• WRITTEN PROBLEM:
Filter the entries and keep only the lines where the string "trace" appears.
====== RECORD EXCERPTS
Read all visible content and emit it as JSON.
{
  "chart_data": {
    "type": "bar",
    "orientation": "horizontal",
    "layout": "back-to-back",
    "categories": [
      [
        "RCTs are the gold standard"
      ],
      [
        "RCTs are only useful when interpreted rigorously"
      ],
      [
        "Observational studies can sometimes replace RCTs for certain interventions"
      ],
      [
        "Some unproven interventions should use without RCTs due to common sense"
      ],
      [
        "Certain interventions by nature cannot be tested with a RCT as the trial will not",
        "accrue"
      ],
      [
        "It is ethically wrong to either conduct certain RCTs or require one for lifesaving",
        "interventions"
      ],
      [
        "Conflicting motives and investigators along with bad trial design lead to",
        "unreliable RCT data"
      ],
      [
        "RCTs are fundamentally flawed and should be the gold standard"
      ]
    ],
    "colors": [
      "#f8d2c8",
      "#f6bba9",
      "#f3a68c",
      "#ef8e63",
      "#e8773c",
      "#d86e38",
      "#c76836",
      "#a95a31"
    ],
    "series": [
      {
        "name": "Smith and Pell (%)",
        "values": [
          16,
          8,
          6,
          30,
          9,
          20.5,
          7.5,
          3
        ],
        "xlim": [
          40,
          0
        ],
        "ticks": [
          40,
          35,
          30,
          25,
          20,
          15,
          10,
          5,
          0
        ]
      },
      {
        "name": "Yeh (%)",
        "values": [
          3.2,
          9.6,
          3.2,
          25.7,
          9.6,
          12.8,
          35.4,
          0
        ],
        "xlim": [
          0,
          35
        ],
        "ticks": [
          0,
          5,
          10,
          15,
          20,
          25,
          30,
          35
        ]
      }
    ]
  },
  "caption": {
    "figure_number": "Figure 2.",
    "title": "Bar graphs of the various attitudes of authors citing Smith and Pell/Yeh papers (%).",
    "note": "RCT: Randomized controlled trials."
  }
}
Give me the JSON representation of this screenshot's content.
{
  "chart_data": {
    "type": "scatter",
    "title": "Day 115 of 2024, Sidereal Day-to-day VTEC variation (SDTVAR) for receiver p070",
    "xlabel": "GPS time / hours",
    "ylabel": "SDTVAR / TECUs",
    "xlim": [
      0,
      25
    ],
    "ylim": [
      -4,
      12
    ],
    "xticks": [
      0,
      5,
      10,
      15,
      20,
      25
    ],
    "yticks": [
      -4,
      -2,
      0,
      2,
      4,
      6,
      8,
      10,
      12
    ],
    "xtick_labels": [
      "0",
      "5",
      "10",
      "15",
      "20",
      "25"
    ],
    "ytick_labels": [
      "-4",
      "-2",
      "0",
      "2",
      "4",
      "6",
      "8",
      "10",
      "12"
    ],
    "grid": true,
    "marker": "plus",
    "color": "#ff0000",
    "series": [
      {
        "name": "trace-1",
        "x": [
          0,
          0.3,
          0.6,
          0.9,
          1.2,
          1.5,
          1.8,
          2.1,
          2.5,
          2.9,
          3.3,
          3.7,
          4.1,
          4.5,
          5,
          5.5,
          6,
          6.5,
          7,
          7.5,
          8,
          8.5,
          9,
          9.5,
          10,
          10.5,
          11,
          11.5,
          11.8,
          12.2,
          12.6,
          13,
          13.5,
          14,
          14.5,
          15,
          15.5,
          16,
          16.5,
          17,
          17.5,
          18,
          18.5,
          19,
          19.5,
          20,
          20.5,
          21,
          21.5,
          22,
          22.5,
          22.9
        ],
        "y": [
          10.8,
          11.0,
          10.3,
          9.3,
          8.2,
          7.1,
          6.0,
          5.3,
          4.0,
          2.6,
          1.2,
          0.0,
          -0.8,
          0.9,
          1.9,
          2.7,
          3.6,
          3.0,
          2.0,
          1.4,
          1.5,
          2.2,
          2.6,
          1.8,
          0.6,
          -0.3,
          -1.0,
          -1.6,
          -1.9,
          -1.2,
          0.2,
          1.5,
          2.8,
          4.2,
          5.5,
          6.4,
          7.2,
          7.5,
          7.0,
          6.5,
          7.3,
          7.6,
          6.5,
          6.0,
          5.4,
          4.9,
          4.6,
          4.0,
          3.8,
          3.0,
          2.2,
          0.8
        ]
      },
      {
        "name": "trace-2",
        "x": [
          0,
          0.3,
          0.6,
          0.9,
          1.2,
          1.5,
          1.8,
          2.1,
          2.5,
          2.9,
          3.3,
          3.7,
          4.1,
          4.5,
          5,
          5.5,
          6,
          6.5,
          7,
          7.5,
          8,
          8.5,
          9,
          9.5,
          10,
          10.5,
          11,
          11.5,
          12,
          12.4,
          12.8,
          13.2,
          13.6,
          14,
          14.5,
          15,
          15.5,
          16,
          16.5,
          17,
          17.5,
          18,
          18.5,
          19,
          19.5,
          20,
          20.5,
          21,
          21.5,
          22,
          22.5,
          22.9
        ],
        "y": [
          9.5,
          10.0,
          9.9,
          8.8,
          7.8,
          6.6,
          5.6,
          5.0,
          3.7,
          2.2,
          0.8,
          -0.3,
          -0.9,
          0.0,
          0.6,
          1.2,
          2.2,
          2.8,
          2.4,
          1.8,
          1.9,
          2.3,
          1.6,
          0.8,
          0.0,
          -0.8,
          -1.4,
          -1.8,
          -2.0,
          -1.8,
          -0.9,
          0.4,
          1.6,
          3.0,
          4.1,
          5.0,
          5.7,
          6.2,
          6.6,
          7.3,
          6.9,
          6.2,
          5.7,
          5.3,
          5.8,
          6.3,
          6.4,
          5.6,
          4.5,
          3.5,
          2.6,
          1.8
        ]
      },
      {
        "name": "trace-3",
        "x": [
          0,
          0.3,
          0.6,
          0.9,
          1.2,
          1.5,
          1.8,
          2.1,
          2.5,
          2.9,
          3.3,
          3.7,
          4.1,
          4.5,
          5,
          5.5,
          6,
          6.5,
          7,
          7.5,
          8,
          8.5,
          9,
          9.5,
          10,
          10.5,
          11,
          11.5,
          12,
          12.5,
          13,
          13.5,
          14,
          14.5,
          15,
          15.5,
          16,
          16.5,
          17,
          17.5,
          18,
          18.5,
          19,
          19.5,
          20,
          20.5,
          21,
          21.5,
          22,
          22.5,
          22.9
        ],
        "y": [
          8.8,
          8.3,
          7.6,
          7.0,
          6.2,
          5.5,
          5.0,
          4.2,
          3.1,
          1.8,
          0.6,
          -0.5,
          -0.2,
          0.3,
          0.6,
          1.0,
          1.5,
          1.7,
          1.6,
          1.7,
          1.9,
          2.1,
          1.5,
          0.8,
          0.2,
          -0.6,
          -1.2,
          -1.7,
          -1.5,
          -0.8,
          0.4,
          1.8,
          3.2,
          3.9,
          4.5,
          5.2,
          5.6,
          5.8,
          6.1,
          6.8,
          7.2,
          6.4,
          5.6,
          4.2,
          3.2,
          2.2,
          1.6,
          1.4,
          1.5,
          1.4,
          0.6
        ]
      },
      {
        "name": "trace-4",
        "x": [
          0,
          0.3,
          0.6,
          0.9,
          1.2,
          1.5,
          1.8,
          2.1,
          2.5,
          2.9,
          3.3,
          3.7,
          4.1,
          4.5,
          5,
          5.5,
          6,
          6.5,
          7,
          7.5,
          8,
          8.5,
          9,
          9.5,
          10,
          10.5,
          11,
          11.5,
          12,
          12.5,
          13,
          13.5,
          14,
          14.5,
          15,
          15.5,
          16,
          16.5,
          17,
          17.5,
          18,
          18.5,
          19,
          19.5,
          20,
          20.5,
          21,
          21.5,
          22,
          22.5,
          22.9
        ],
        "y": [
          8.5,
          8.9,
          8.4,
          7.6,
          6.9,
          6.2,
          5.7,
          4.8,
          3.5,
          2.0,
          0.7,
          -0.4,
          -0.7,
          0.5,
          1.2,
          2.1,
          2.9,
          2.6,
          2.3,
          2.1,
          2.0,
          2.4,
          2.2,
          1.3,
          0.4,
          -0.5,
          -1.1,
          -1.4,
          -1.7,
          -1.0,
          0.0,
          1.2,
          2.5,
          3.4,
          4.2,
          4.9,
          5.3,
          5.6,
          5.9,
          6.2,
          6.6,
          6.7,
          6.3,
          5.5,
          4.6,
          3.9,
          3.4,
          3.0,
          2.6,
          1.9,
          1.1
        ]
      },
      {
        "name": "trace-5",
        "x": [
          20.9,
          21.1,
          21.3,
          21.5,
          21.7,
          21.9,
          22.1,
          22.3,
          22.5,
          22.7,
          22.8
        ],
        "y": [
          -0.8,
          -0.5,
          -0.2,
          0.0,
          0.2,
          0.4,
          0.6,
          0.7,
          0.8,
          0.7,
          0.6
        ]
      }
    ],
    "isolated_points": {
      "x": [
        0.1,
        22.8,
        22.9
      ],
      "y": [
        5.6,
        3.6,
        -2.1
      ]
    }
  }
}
============
• CORRECT OUTPUT:
        "name": "trace-1",
        "name": "trace-2",
        "name": "trace-3",
        "name": "trace-4",
        "name": "trace-5",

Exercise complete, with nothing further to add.